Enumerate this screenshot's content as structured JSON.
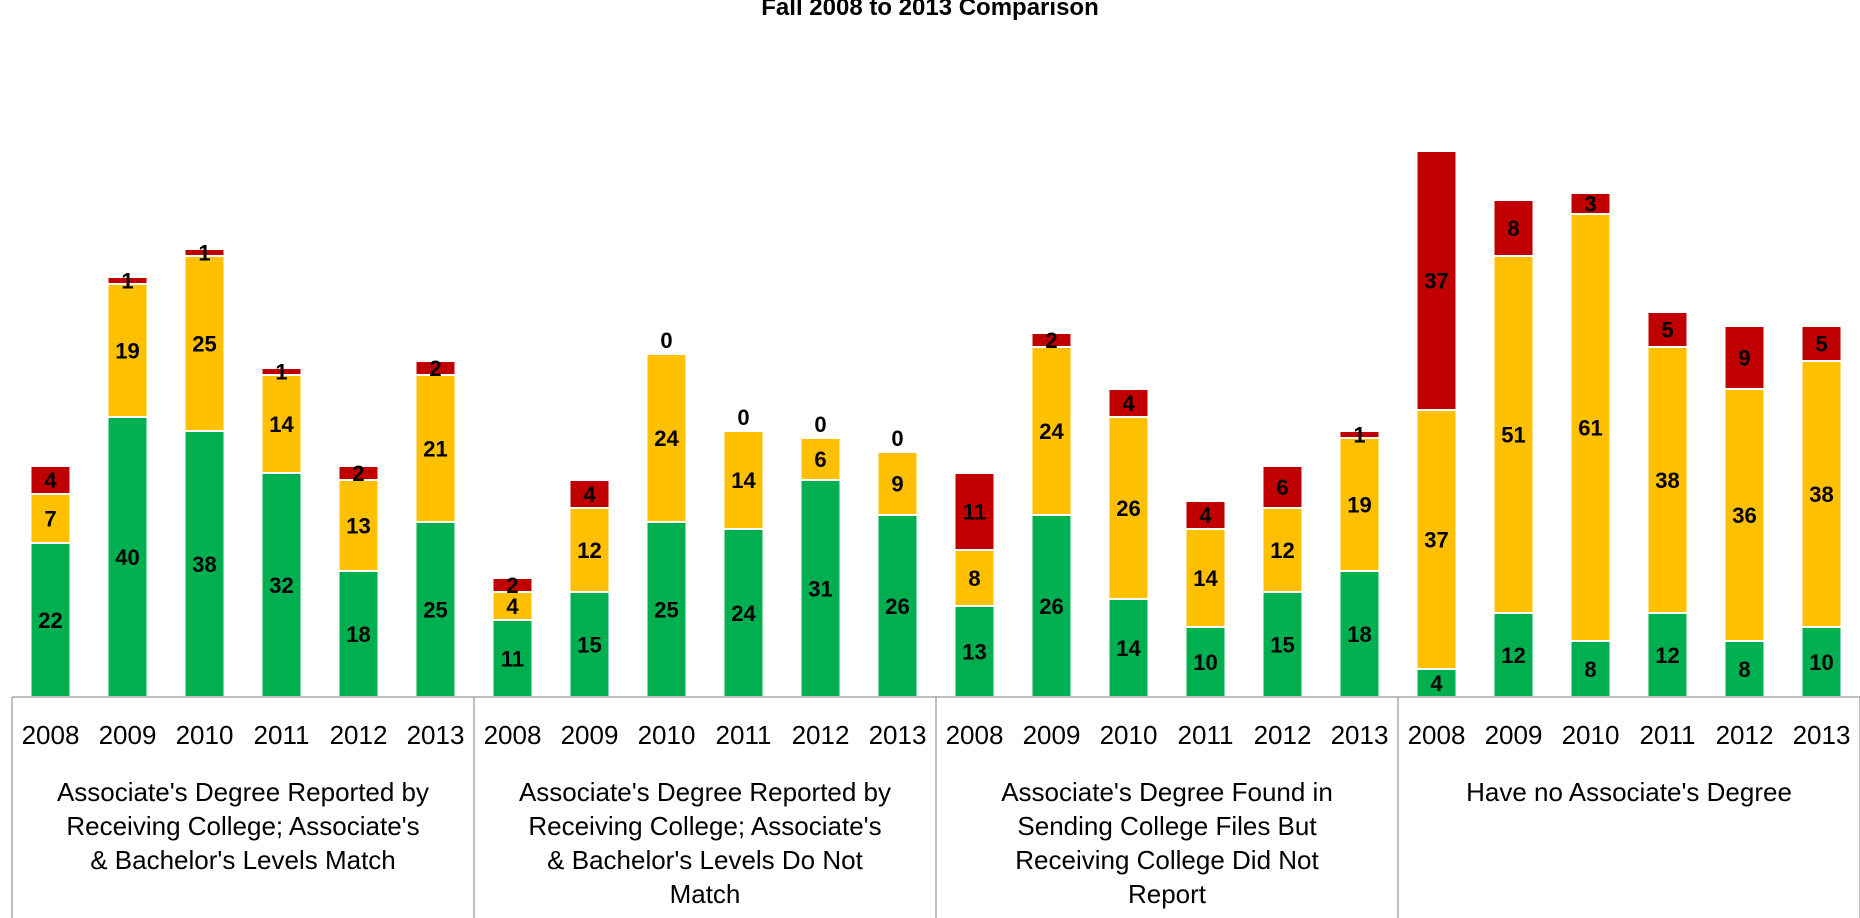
{
  "chart_data": {
    "type": "bar",
    "stacked": true,
    "title": "Fall 2008 to 2013 Comparison",
    "colors": {
      "green": "#00b050",
      "yellow": "#ffc000",
      "red": "#c00000"
    },
    "groups": [
      {
        "label_lines": [
          "Associate's Degree Reported by",
          "Receiving College; Associate's",
          "& Bachelor's Levels Match"
        ],
        "years": [
          "2008",
          "2009",
          "2010",
          "2011",
          "2012",
          "2013"
        ],
        "green": [
          22,
          40,
          38,
          32,
          18,
          25
        ],
        "yellow": [
          7,
          19,
          25,
          14,
          13,
          21
        ],
        "red": [
          4,
          1,
          1,
          1,
          2,
          2
        ]
      },
      {
        "label_lines": [
          "Associate's Degree Reported by",
          "Receiving College; Associate's",
          "& Bachelor's Levels Do Not",
          "Match"
        ],
        "years": [
          "2008",
          "2009",
          "2010",
          "2011",
          "2012",
          "2013"
        ],
        "green": [
          11,
          15,
          25,
          24,
          31,
          26
        ],
        "yellow": [
          4,
          12,
          24,
          14,
          6,
          9
        ],
        "red": [
          2,
          4,
          0,
          0,
          0,
          0
        ]
      },
      {
        "label_lines": [
          "Associate's Degree Found in",
          "Sending College Files But",
          "Receiving College Did Not",
          "Report"
        ],
        "years": [
          "2008",
          "2009",
          "2010",
          "2011",
          "2012",
          "2013"
        ],
        "green": [
          13,
          26,
          14,
          10,
          15,
          18
        ],
        "yellow": [
          8,
          24,
          26,
          14,
          12,
          19
        ],
        "red": [
          11,
          2,
          4,
          4,
          6,
          1
        ]
      },
      {
        "label_lines": [
          "Have no Associate's Degree"
        ],
        "years": [
          "2008",
          "2009",
          "2010",
          "2011",
          "2012",
          "2013"
        ],
        "green": [
          4,
          12,
          8,
          12,
          8,
          10
        ],
        "yellow": [
          37,
          51,
          61,
          38,
          36,
          38
        ],
        "red": [
          37,
          8,
          3,
          5,
          9,
          5
        ]
      }
    ]
  }
}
# # # # # # #
■ Exercise
Filter the listing above by the word "Degree"; copy each line that passes.

■ Written reply
          "Associate's Degree Reported by",
          "Associate's Degree Reported by",
          "Associate's Degree Found in",
          "Have no Associate's Degree"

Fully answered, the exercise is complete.